**What you need to do**
Where a line holds "dưỡng", copy it.
════════
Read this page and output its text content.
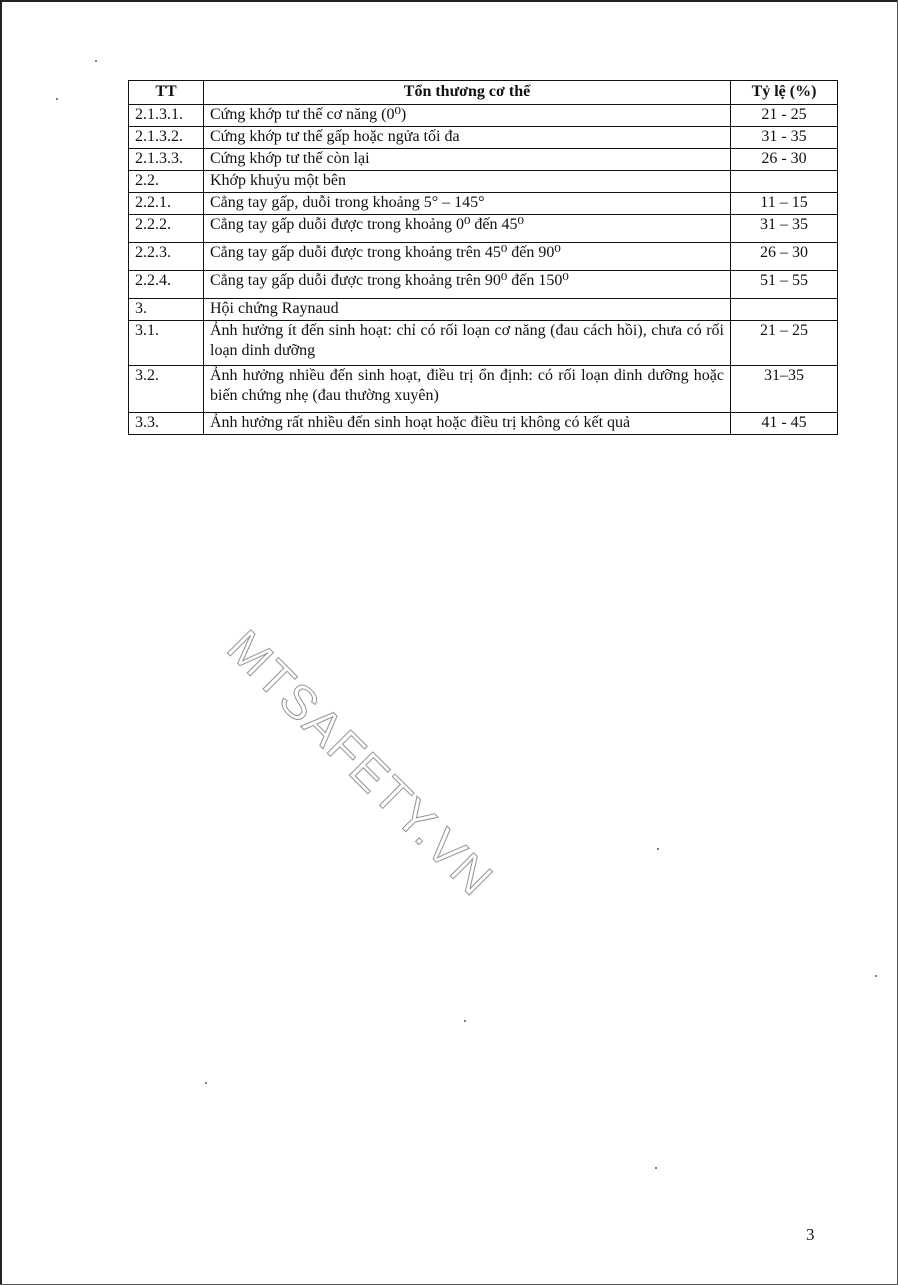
TT	Tổn thương cơ thể	Tỷ lệ (%)
2.1.3.1.	Cứng khớp tư thế cơ năng (0⁰)	21 - 25
2.1.3.2.	Cứng khớp tư thế gấp hoặc ngửa tối đa	31 - 35
2.1.3.3.	Cứng khớp tư thế còn lại	26 - 30
2.2.	Khớp khuỷu một bên	
2.2.1.	Cẳng tay gấp, duỗi trong khoảng 5° – 145°	11 – 15
2.2.2.	Cẳng tay gấp duỗi được trong khoảng 0⁰ đến 45⁰	31 – 35
2.2.3.	Cẳng tay gấp duỗi được trong khoảng trên 45⁰ đến 90⁰	26 – 30
2.2.4.	Cẳng tay gấp duỗi được trong khoảng trên 90⁰ đến 150⁰	51 – 55
3.	Hội chứng Raynaud	
3.1.	Ảnh hưởng ít đến sinh hoạt: chỉ có rối loạn cơ năng (đau cách hồi), chưa có rối loạn dinh dưỡng	21 – 25
3.2.	Ảnh hưởng nhiều đến sinh hoạt, điều trị ổn định: có rối loạn dinh dưỡng hoặc biến chứng nhẹ (đau thường xuyên)	31–35
3.3.	Ảnh hưởng rất nhiều đến sinh hoạt hoặc điều trị không có kết quả	41 - 45
MTSAFETY.VN
3
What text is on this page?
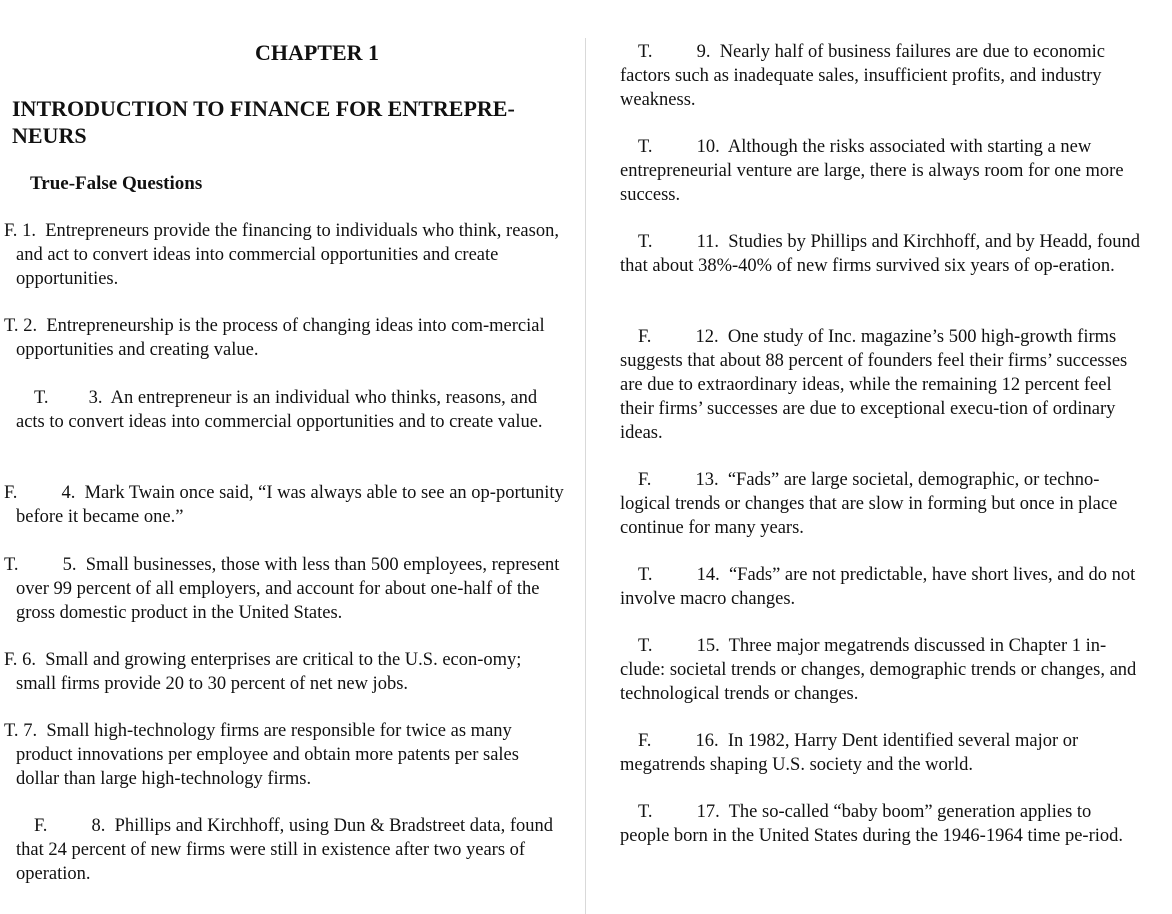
CHAPTER 1
INTRODUCTION TO FINANCE FOR ENTREPRE-
NEURS
True-False Questions

F. 1. Entrepreneurs provide the financing to individuals who think, reason, and act to convert ideas into commercial opportunities and create opportunities.

T. 2. Entrepreneurship is the process of changing ideas into com-mercial opportunities and creating value.

T. 3. An entrepreneur is an individual who thinks, reasons, and acts to convert ideas into commercial opportunities and to create value.

F. 4. Mark Twain once said, “I was always able to see an op-portunity before it became one.”

T. 5. Small businesses, those with less than 500 employees, represent over 99 percent of all employers, and account for about one-half of the gross domestic product in the United States.

F. 6. Small and growing enterprises are critical to the U.S. econ-omy; small firms provide 20 to 30 percent of net new jobs.

T. 7. Small high-technology firms are responsible for twice as many product innovations per employee and obtain more patents per sales dollar than large high-technology firms.

F. 8. Phillips and Kirchhoff, using Dun & Bradstreet data, found that 24 percent of new firms were still in existence after two years of operation.

T. 9. Nearly half of business failures are due to economic factors such as inadequate sales, insufficient profits, and industry weakness.

T. 10. Although the risks associated with starting a new entrepreneurial venture are large, there is always room for one more success.

T. 11. Studies by Phillips and Kirchhoff, and by Headd, found that about 38%-40% of new firms survived six years of op-eration.

F. 12. One study of Inc. magazine’s 500 high-growth firms suggests that about 88 percent of founders feel their firms’ successes are due to extraordinary ideas, while the remaining 12 percent feel their firms’ successes are due to exceptional execu-tion of ordinary ideas.

F. 13. “Fads” are large societal, demographic, or techno-logical trends or changes that are slow in forming but once in place continue for many years.

T. 14. “Fads” are not predictable, have short lives, and do not involve macro changes.

T. 15. Three major megatrends discussed in Chapter 1 in-clude: societal trends or changes, demographic trends or changes, and technological trends or changes.

F. 16. In 1982, Harry Dent identified several major or megatrends shaping U.S. society and the world.

T. 17. The so-called “baby boom” generation applies to people born in the United States during the 1946-1964 time pe-riod.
════════
**Right answer**
3.1.	Ảnh hưởng ít đến sinh hoạt: chỉ có rối loạn cơ năng (đau cách hồi), chưa có rối loạn dinh dưỡng	21 – 25
3.2.	Ảnh hưởng nhiều đến sinh hoạt, điều trị ổn định: có rối loạn dinh dưỡng hoặc biến chứng nhẹ (đau thường xuyên)	31–35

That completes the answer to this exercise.